▶ _SHORT PROBLEM_: Count up the lines in the following listing that hold the word "emit", then give only that count.

------------------------

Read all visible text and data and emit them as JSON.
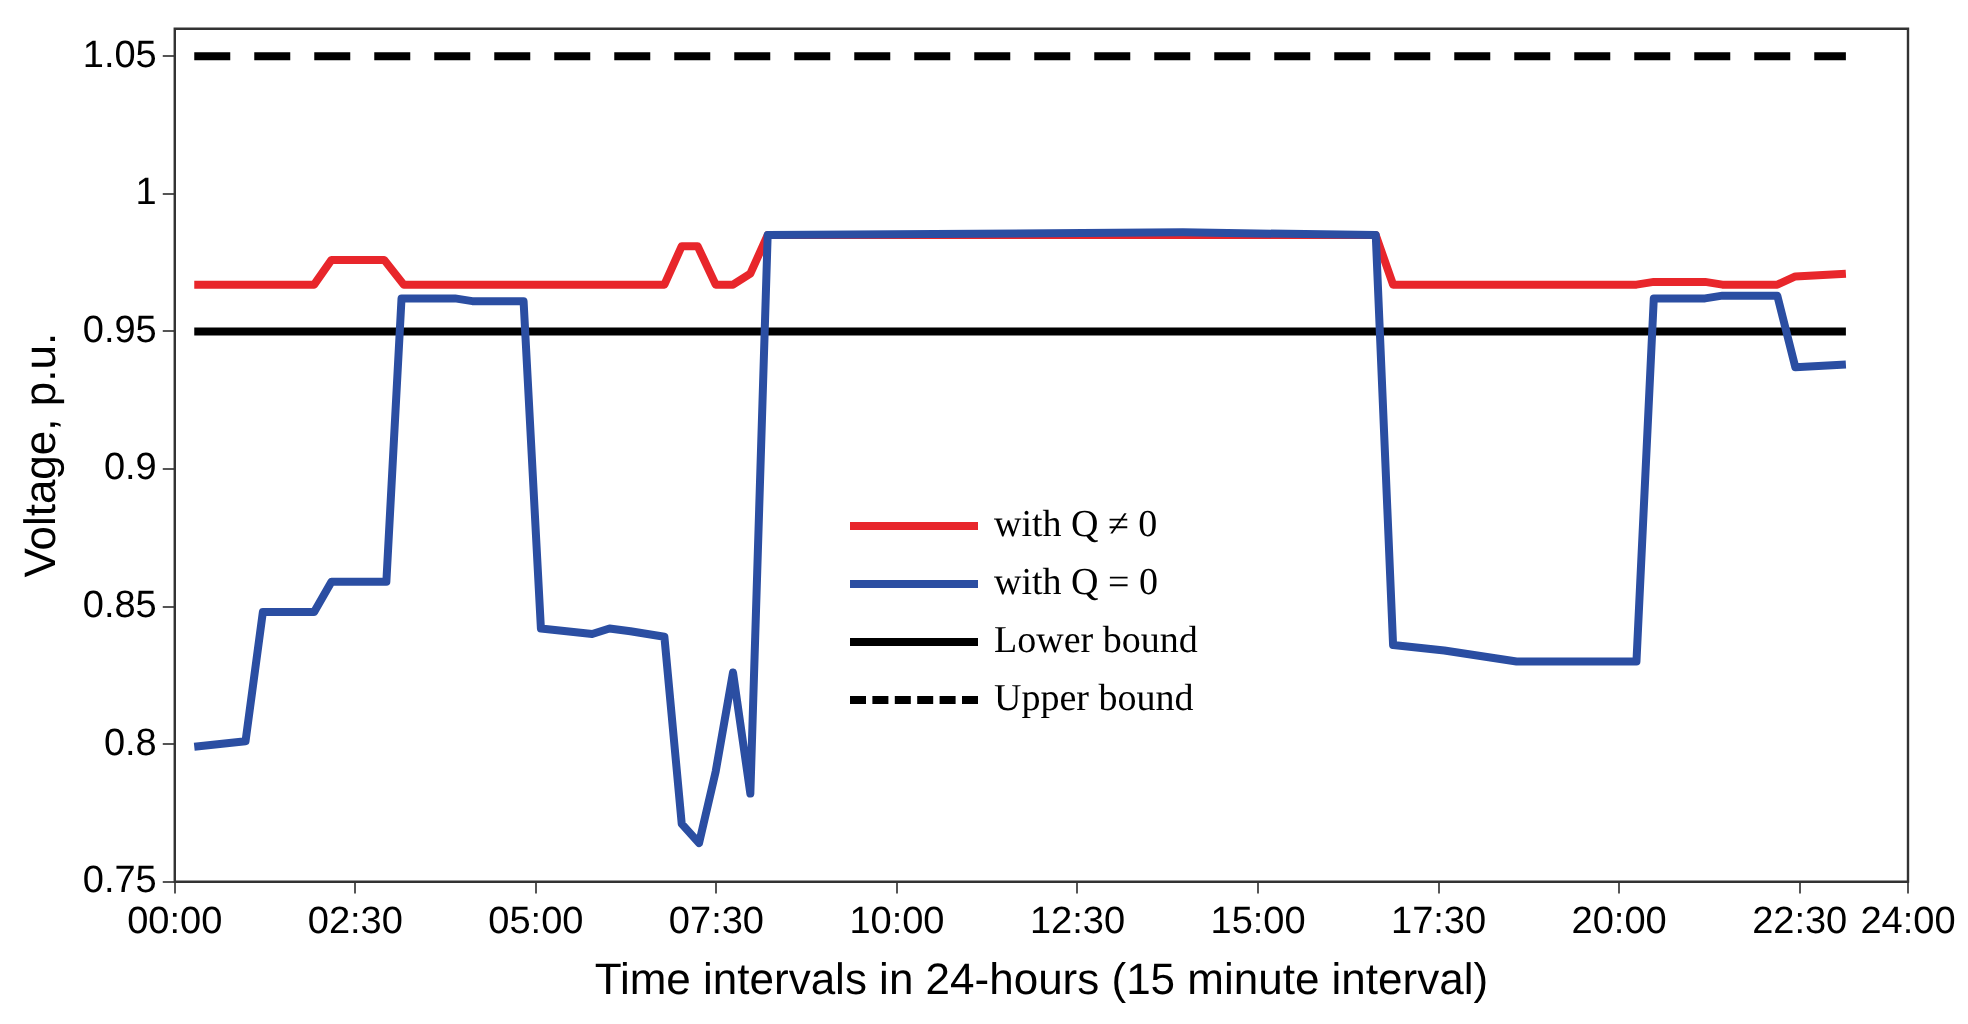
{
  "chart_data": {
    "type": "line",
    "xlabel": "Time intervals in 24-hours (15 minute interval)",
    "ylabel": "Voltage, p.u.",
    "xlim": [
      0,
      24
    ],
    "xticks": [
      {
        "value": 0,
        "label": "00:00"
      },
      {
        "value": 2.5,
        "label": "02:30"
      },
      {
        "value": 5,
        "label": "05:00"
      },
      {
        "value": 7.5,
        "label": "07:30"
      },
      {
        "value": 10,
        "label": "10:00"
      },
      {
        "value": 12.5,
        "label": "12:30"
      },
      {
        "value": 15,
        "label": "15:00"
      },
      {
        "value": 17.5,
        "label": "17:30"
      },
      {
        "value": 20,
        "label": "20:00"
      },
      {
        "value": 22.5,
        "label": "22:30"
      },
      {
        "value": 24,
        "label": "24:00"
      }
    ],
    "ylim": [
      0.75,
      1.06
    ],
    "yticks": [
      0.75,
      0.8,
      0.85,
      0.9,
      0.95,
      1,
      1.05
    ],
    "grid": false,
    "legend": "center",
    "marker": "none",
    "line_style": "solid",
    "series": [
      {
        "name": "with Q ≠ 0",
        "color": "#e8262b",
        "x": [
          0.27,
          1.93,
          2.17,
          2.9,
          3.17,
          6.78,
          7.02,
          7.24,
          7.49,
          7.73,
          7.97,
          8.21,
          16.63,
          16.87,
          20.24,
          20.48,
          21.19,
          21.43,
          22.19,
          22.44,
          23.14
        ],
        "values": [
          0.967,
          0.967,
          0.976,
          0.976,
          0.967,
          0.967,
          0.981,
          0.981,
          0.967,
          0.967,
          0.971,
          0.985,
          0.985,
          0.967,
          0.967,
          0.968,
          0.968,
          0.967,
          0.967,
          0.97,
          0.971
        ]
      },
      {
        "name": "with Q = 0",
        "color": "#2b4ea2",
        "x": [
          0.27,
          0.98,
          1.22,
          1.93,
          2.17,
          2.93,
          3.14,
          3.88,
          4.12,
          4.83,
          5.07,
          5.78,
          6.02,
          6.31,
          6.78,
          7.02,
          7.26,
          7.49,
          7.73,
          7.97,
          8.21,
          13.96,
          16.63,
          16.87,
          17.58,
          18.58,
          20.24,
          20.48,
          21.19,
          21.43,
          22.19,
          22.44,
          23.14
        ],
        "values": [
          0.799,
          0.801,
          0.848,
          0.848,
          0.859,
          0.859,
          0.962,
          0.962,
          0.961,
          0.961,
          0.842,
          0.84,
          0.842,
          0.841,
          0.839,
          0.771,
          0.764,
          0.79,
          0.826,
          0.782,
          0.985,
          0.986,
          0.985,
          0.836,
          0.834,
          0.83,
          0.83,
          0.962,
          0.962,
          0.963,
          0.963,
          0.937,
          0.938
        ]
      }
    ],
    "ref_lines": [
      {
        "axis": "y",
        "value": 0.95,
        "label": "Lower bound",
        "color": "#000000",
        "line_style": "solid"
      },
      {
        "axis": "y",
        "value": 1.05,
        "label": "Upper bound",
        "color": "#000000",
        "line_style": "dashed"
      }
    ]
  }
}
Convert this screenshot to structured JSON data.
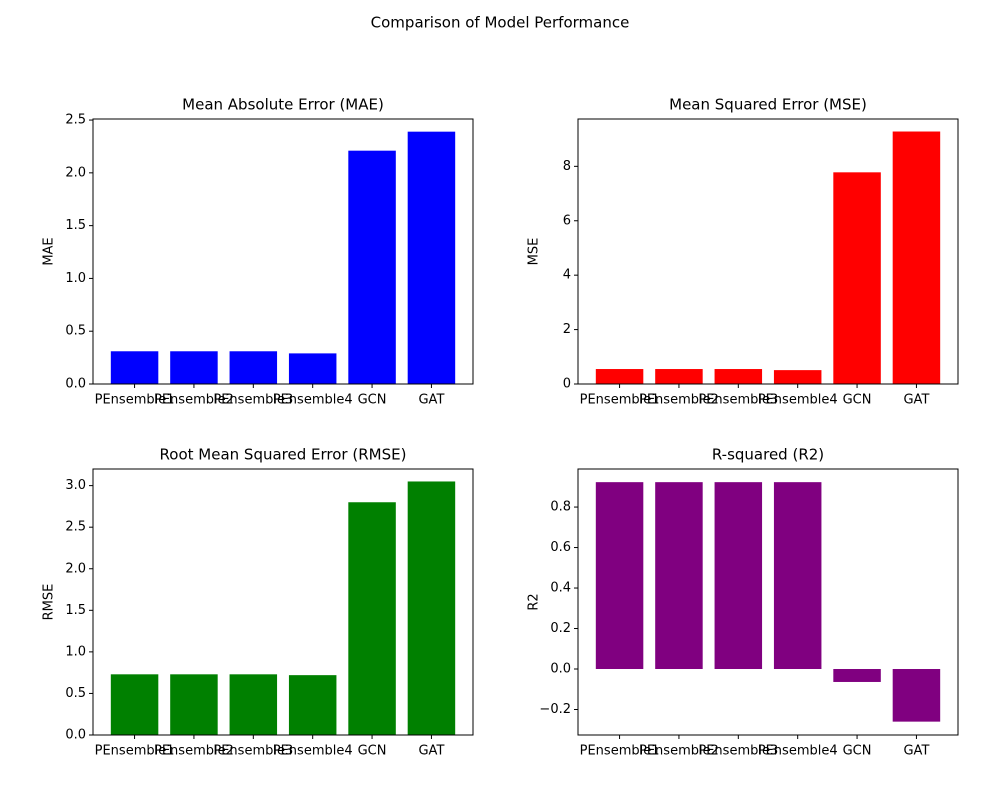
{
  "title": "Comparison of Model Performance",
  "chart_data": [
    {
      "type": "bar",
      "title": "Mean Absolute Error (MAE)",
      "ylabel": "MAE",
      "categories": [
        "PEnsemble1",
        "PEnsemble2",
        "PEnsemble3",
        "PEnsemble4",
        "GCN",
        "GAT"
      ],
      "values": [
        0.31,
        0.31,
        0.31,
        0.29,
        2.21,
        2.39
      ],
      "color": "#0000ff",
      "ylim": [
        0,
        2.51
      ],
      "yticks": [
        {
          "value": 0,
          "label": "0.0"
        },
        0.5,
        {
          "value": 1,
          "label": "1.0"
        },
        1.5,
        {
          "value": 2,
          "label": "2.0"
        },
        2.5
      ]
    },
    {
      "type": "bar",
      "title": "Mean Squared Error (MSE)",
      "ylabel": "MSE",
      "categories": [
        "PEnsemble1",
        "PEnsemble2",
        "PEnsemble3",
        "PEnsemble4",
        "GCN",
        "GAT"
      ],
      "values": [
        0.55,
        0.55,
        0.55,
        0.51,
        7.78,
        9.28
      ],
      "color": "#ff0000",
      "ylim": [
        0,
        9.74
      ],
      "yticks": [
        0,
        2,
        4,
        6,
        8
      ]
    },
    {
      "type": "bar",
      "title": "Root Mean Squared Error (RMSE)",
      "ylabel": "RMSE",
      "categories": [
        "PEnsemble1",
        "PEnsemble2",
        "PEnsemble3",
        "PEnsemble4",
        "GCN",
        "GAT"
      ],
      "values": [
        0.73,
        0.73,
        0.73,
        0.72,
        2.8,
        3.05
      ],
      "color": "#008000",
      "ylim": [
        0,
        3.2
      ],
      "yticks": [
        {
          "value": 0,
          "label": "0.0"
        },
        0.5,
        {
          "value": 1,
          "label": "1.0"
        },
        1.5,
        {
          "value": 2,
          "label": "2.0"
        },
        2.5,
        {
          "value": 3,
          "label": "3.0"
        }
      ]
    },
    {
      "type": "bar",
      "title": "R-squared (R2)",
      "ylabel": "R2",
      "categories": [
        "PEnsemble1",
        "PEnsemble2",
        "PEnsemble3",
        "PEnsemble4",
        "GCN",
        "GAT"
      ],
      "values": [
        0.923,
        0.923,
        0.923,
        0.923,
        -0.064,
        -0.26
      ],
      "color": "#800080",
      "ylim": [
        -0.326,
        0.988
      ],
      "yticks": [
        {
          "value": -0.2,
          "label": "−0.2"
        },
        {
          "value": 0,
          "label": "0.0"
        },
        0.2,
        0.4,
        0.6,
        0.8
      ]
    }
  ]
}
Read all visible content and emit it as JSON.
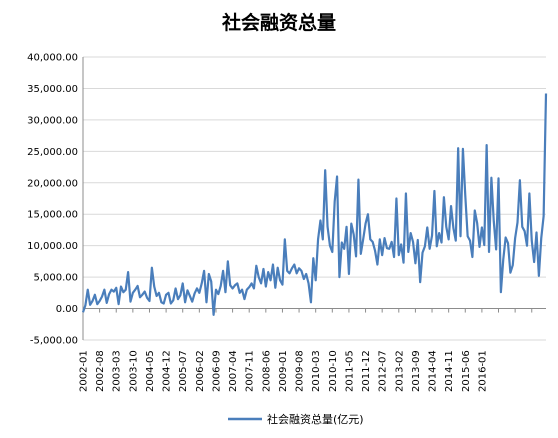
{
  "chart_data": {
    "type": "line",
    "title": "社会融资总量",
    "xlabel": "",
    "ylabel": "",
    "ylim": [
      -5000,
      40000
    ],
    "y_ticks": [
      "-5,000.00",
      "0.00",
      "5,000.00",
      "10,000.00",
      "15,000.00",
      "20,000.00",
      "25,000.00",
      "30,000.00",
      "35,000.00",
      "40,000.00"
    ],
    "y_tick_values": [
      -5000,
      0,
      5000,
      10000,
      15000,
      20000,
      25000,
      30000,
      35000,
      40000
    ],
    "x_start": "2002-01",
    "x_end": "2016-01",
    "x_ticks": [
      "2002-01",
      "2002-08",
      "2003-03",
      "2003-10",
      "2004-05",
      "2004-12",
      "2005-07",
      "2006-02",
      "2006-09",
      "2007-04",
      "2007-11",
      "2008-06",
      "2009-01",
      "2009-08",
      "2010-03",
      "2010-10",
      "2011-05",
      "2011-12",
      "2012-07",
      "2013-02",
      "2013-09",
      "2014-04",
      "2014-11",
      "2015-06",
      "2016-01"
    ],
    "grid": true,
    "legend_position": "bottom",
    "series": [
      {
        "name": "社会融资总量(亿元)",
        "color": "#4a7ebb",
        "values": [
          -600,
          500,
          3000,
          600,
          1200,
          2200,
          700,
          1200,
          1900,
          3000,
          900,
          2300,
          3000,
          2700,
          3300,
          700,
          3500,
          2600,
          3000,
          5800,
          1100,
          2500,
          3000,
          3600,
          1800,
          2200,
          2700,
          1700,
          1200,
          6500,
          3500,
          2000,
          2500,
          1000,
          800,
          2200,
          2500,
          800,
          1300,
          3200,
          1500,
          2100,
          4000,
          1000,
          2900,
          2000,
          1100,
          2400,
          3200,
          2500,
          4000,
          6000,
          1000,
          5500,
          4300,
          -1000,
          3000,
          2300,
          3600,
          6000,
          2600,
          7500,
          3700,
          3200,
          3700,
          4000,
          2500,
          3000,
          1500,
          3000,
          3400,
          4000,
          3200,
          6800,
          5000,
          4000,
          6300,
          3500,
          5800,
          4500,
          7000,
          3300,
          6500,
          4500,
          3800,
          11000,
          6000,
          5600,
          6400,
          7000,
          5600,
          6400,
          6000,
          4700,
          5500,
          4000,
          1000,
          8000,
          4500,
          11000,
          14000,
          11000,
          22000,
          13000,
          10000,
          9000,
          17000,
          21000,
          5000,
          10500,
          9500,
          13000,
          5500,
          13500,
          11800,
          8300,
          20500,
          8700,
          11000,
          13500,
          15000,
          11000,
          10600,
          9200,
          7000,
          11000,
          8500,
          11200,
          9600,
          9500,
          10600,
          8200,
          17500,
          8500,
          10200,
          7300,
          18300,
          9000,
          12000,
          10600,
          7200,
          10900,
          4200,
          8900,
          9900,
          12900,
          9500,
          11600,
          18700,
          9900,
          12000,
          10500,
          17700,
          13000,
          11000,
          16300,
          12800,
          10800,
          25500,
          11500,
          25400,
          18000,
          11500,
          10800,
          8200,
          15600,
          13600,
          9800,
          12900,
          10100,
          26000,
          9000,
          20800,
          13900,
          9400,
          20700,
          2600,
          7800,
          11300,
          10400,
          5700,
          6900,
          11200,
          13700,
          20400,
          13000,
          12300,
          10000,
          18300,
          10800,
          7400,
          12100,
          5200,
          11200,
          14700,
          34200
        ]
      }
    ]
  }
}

------------------------

▶ _WRITTEN SOLUTION_: 2